[Records from a data source]
***
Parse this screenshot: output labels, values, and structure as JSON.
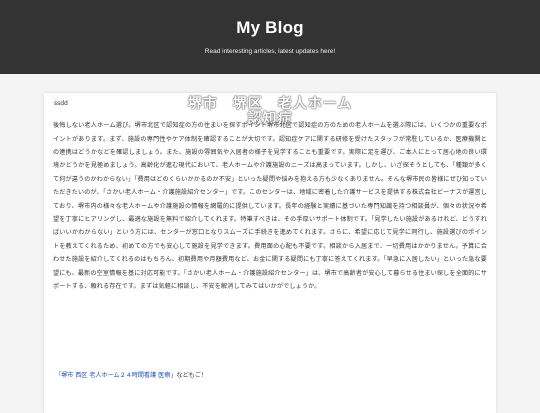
{
  "header": {
    "title": "My Blog",
    "tagline": "Read interesting articles, latest updates here!"
  },
  "post": {
    "heading_line1": "堺市　堺区　老人ホーム",
    "heading_line2": "認知症",
    "author": "ssdd",
    "body": "後悔しない老人ホーム選び。堺市北区で認知症の方の住まいを探すポイント堺市北区で認知症の方のための老人ホームを選ぶ際には、いくつかの重要なポイントがあります。まず、施設の専門性やケア体制を確認することが大切です。認知症ケアに関する研修を受けたスタッフが常駐しているか、医療機関との連携はどうかなどを確認しましょう。また、施設の雰囲気や入居者の様子を見学することも重要です。実際に足を運び、ご本人にとって居心地の良い環境かどうかを見極めましょう。高齢化が進む現代において、老人ホームや介護施設のニーズは高まっています。しかし、いざ探そうとしても、「種類が多くて何が違うのかわからない」「費用はどのくらいかかるのか不安」といった疑問や悩みを抱える方も少なくありません。そんな堺市民の皆様にぜひ知っていただきたいのが、「さかい老人ホーム・介護施設紹介センター」です。このセンターは、地域に密着した介護サービスを提供する株式会社ビーナスが運営しており、堺市内の様々な老人ホームや介護施設の情報を網羅的に提供しています。長年の経験と実績に基づいた専門知識を持つ相談員が、個々の状況や希望を丁寧にヒアリングし、最適な施設を無料で紹介してくれます。特筆すべきは、その手厚いサポート体制です。「見学したい施設があるけれど、どうすればいいかわからない」という方には、センターが窓口となりスムーズに手続きを進めてくれます。さらに、希望に応じて見学に同行し、施設選びのポイントを教えてくれるため、初めての方でも安心して施設を見学できます。費用面の心配も不要です。相談から入居まで、一切費用はかかりません。予算に合わせた施設を紹介してくれるのはもちろん、初期費用や月額費用など、お金に関する疑問にも丁寧に答えてくれます。「早急に入居したい」といった急な要望にも、最新の空室情報を基に対応可能です。「さかい老人ホーム・介護施設紹介センター」は、堺市で高齢者が安心して暮らせる住まい探しを全面的にサポートする、頼れる存在です。まずは気軽に相談し、不安を解消してみてはいかがでしょうか。",
    "link_text": "「堺市 西区 老人ホーム２４時間看護 医療」",
    "link_suffix": "などもご！"
  }
}
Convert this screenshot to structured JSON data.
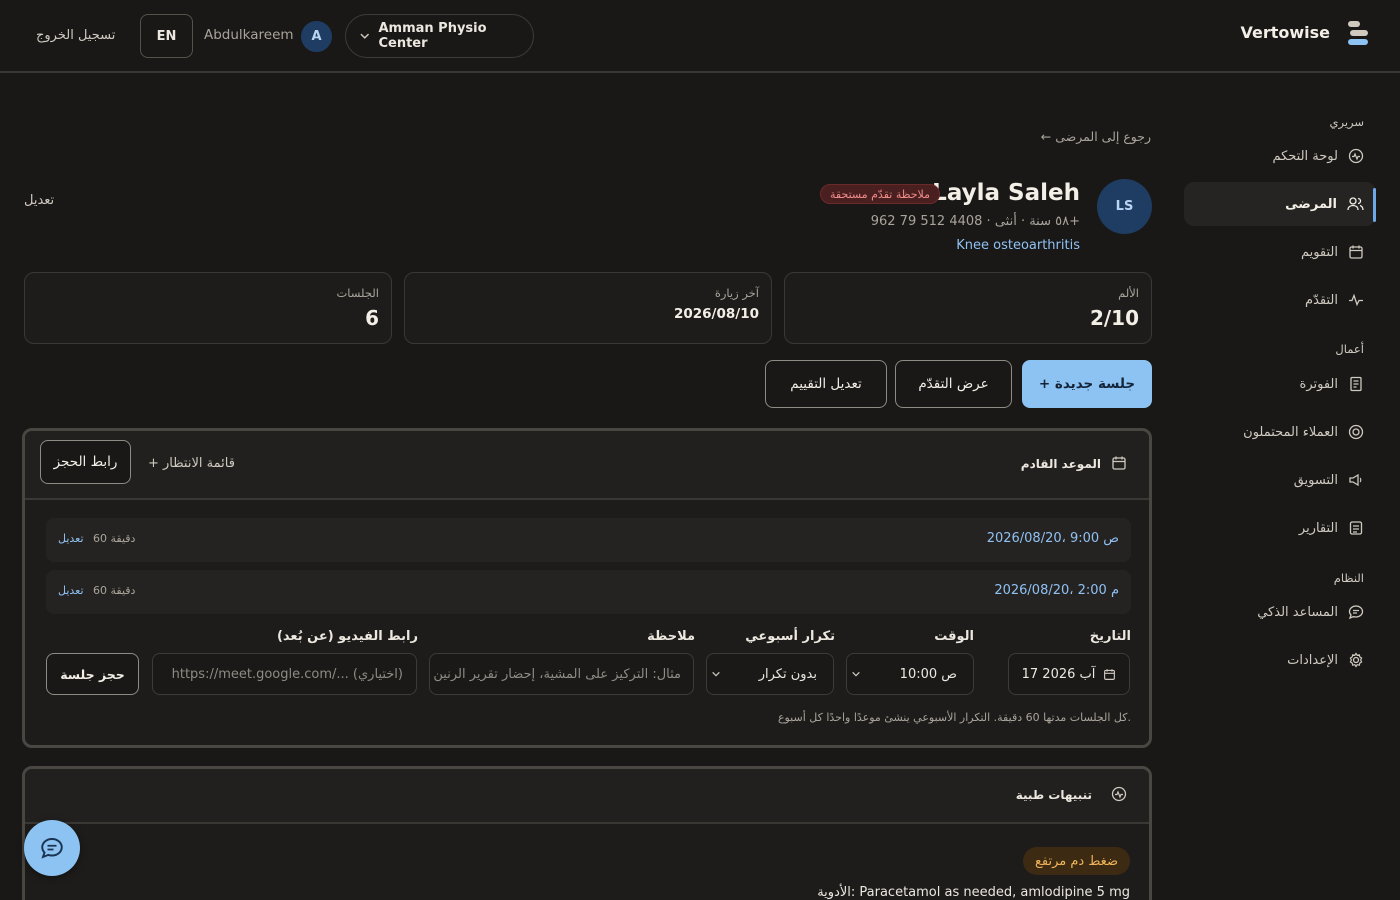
{
  "header": {
    "brand": "Vertowise",
    "clinic": "Amman Physio Center",
    "avatar_initial": "A",
    "username": "Abdulkareem",
    "lang": "EN",
    "logout": "تسجيل الخروج"
  },
  "sidebar": {
    "sections": [
      {
        "title": "سريري",
        "items": [
          {
            "label": "لوحة التحكم",
            "icon": "dashboard-icon"
          },
          {
            "label": "المرضى",
            "icon": "users-icon",
            "active": true
          },
          {
            "label": "التقويم",
            "icon": "calendar-icon"
          },
          {
            "label": "التقدّم",
            "icon": "activity-icon"
          }
        ]
      },
      {
        "title": "أعمال",
        "items": [
          {
            "label": "الفوترة",
            "icon": "invoice-icon"
          },
          {
            "label": "العملاء المحتملون",
            "icon": "target-icon"
          },
          {
            "label": "التسويق",
            "icon": "megaphone-icon"
          },
          {
            "label": "التقارير",
            "icon": "report-icon"
          }
        ]
      },
      {
        "title": "النظام",
        "items": [
          {
            "label": "المساعد الذكي",
            "icon": "chat-icon"
          },
          {
            "label": "الإعدادات",
            "icon": "gear-icon"
          }
        ]
      }
    ]
  },
  "patient": {
    "back": "← رجوع إلى المرضى",
    "initials": "LS",
    "name": "Layla Saleh",
    "badge": "ملاحظة تقدّم مستحقة",
    "meta": "٥٨ سنة · أنثى · 4408 512 79 962+",
    "diagnosis": "Knee osteoarthritis",
    "edit": "تعديل"
  },
  "stats": {
    "pain_label": "الألم",
    "pain_value": "2/10",
    "last_visit_label": "آخر زيارة",
    "last_visit_value": "2026/08/10",
    "sessions_label": "الجلسات",
    "sessions_value": "6"
  },
  "actions": {
    "new_session": "+ جلسة جديدة",
    "view_progress": "عرض التقدّم",
    "edit_assessment": "تعديل التقييم"
  },
  "appointments": {
    "title": "الموعد القادم",
    "waitlist": "+ قائمة الانتظار",
    "booking_link": "رابط الحجز",
    "slots": [
      {
        "datetime": "2026/08/20، 9:00 ص",
        "duration": "60 دقيقة",
        "edit": "تعديل"
      },
      {
        "datetime": "2026/08/20، 2:00 م",
        "duration": "60 دقيقة",
        "edit": "تعديل"
      }
    ],
    "form": {
      "date_label": "التاريخ",
      "date_value": "17 آب 2026",
      "time_label": "الوقت",
      "time_value": "10:00 ص",
      "repeat_label": "تكرار أسبوعي",
      "repeat_value": "بدون تكرار",
      "note_label": "ملاحظة",
      "note_placeholder": "مثال: التركيز على المشية، إحضار تقرير الرنين الم",
      "video_label": "رابط الفيديو (عن بُعد)",
      "video_placeholder": "https://meet.google.com/... (اختياري)",
      "book": "حجز جلسة"
    },
    "hint": "كل الجلسات مدتها 60 دقيقة. التكرار الأسبوعي ينشئ موعدًا واحدًا كل أسبوع."
  },
  "alerts": {
    "title": "تنبيهات طبية",
    "tag": "ضغط دم مرتفع",
    "meds": "الأدوية: Paracetamol as needed, amlodipine 5 mg"
  },
  "colors": {
    "accent": "#8cc3f2",
    "link": "#8fc1f3",
    "danger_bg": "#4a1f1f",
    "warning_bg": "#3d2a12"
  }
}
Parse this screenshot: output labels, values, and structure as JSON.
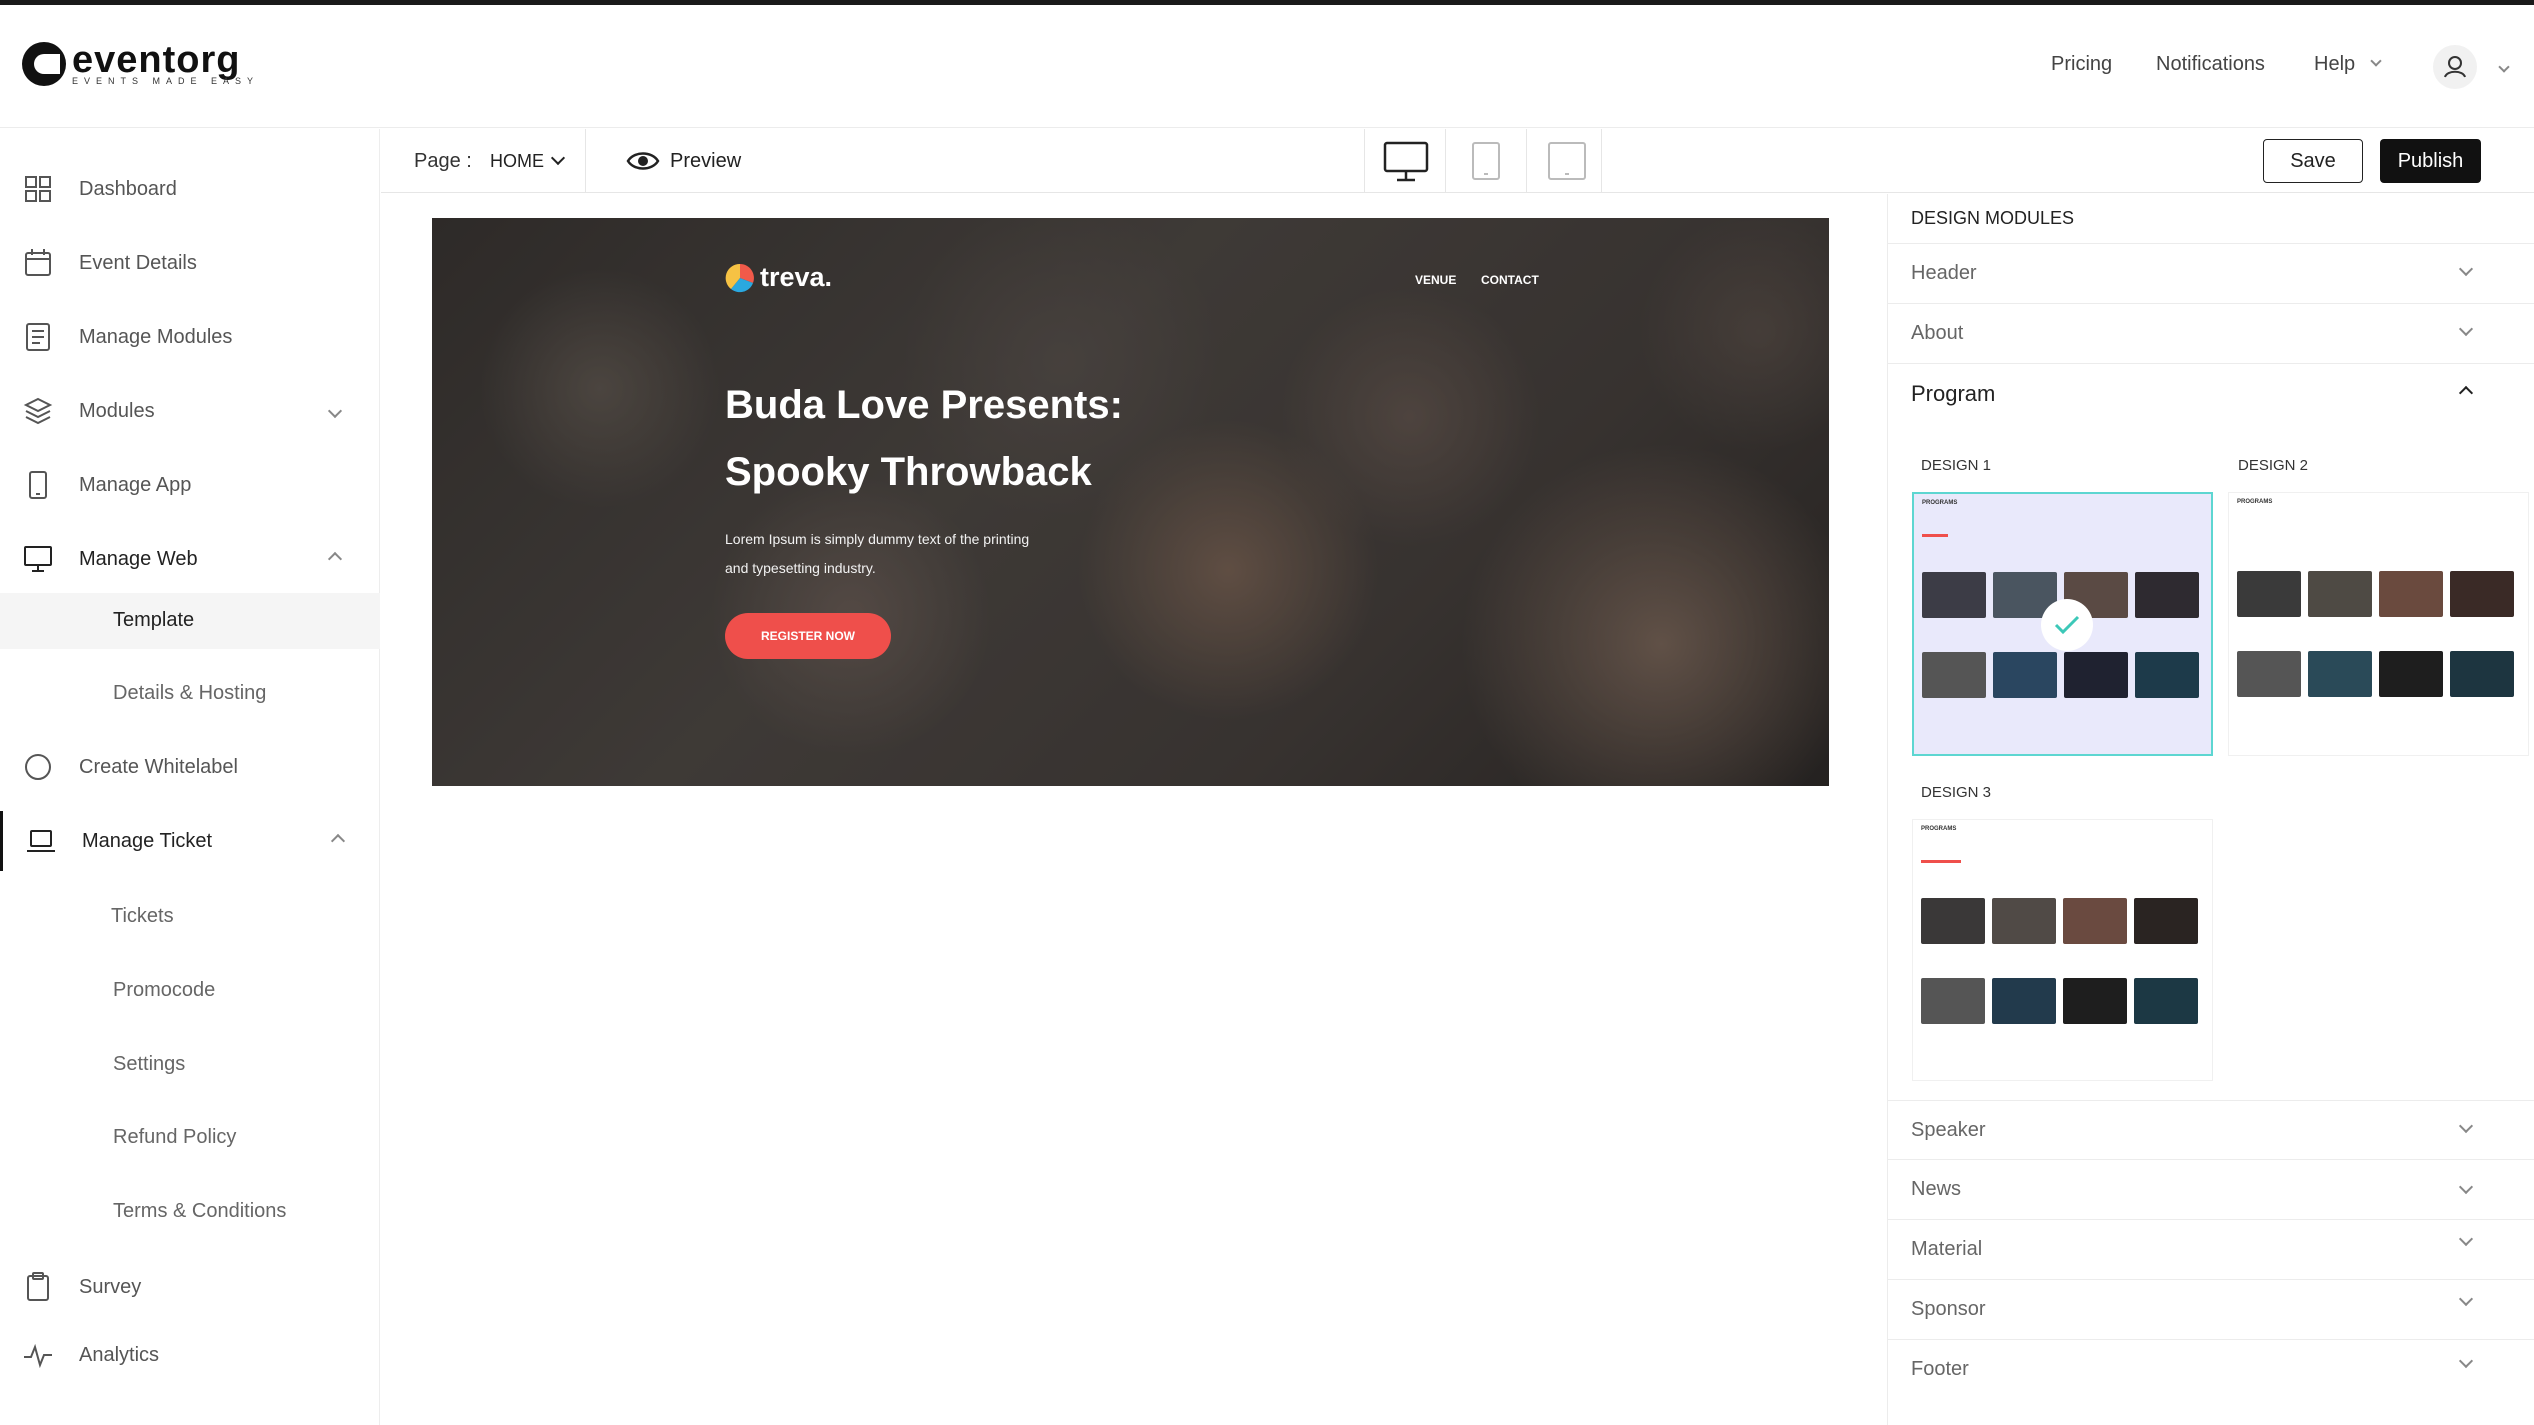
***
▶ _Given problem_: Filter the entries down to the lines containing "التقد". Copy each of those lines.

▶ _Answer to the exercise_:
            "label": "التقدّم",
    "view_progress": "عرض التقدّم",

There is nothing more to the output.